**Description of the task**
Skip the pictures. Transcribe the rest of the data below without changing a word.

**Stored records**
┌────────
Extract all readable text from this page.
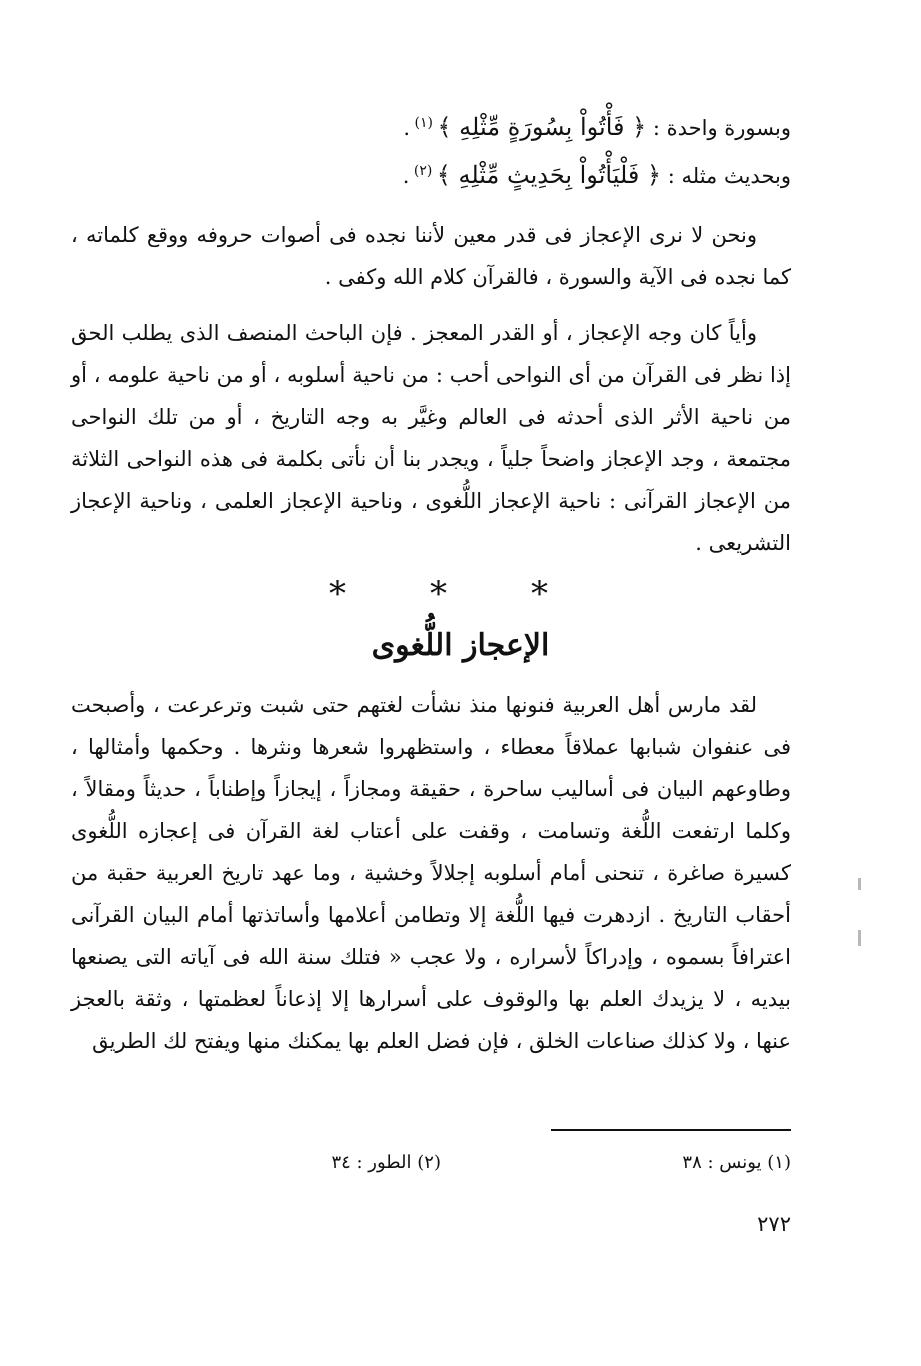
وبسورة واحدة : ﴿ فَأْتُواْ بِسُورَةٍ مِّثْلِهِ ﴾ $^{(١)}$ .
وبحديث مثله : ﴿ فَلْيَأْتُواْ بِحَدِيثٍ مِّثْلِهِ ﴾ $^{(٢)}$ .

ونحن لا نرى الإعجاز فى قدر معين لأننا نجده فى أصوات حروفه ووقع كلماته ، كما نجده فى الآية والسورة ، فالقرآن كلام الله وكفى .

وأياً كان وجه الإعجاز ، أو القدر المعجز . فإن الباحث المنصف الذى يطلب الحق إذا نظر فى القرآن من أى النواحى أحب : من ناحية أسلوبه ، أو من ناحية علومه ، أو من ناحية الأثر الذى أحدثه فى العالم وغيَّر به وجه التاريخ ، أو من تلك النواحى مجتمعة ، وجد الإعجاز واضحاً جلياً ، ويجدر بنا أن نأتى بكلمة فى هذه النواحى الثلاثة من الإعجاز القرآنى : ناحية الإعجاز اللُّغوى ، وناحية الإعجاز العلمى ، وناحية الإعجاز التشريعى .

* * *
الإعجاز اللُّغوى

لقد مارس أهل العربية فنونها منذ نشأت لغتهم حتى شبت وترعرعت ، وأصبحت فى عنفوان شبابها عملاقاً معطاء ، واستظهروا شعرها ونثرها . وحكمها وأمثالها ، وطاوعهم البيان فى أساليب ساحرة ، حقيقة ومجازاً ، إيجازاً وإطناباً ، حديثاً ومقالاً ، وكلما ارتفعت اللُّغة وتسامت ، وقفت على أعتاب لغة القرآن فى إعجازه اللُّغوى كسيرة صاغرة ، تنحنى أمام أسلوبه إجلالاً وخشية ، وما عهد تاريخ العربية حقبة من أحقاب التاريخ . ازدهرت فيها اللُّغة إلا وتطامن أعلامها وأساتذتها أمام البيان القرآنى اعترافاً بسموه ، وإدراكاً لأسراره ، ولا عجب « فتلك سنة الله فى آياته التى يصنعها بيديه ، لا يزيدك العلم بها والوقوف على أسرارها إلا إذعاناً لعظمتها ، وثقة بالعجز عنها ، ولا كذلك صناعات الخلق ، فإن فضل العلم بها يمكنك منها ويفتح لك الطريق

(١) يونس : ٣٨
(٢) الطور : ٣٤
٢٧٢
└────────
**Exercise answer**
Extract all readable text from this page.
وبسورة واحدة : ﴿ فَأْتُواْ بِسُورَةٍ مِّثْلِهِ ﴾ $^{(١)}$ .
وبحديث مثله : ﴿ فَلْيَأْتُواْ بِحَدِيثٍ مِّثْلِهِ ﴾ $^{(٢)}$ .

ونحن لا نرى الإعجاز فى قدر معين لأننا نجده فى أصوات حروفه ووقع كلماته ، كما نجده فى الآية والسورة ، فالقرآن كلام الله وكفى .

وأياً كان وجه الإعجاز ، أو القدر المعجز . فإن الباحث المنصف الذى يطلب الحق إذا نظر فى القرآن من أى النواحى أحب : من ناحية أسلوبه ، أو من ناحية علومه ، أو من ناحية الأثر الذى أحدثه فى العالم وغيَّر به وجه التاريخ ، أو من تلك النواحى مجتمعة ، وجد الإعجاز واضحاً جلياً ، ويجدر بنا أن نأتى بكلمة فى هذه النواحى الثلاثة من الإعجاز القرآنى : ناحية الإعجاز اللُّغوى ، وناحية الإعجاز العلمى ، وناحية الإعجاز التشريعى .

* * *
الإعجاز اللُّغوى

لقد مارس أهل العربية فنونها منذ نشأت لغتهم حتى شبت وترعرعت ، وأصبحت فى عنفوان شبابها عملاقاً معطاء ، واستظهروا شعرها ونثرها . وحكمها وأمثالها ، وطاوعهم البيان فى أساليب ساحرة ، حقيقة ومجازاً ، إيجازاً وإطناباً ، حديثاً ومقالاً ، وكلما ارتفعت اللُّغة وتسامت ، وقفت على أعتاب لغة القرآن فى إعجازه اللُّغوى كسيرة صاغرة ، تنحنى أمام أسلوبه إجلالاً وخشية ، وما عهد تاريخ العربية حقبة من أحقاب التاريخ . ازدهرت فيها اللُّغة إلا وتطامن أعلامها وأساتذتها أمام البيان القرآنى اعترافاً بسموه ، وإدراكاً لأسراره ، ولا عجب « فتلك سنة الله فى آياته التى يصنعها بيديه ، لا يزيدك العلم بها والوقوف على أسرارها إلا إذعاناً لعظمتها ، وثقة بالعجز عنها ، ولا كذلك صناعات الخلق ، فإن فضل العلم بها يمكنك منها ويفتح لك الطريق

(١) يونس : ٣٨
(٢) الطور : ٣٤
٢٧٢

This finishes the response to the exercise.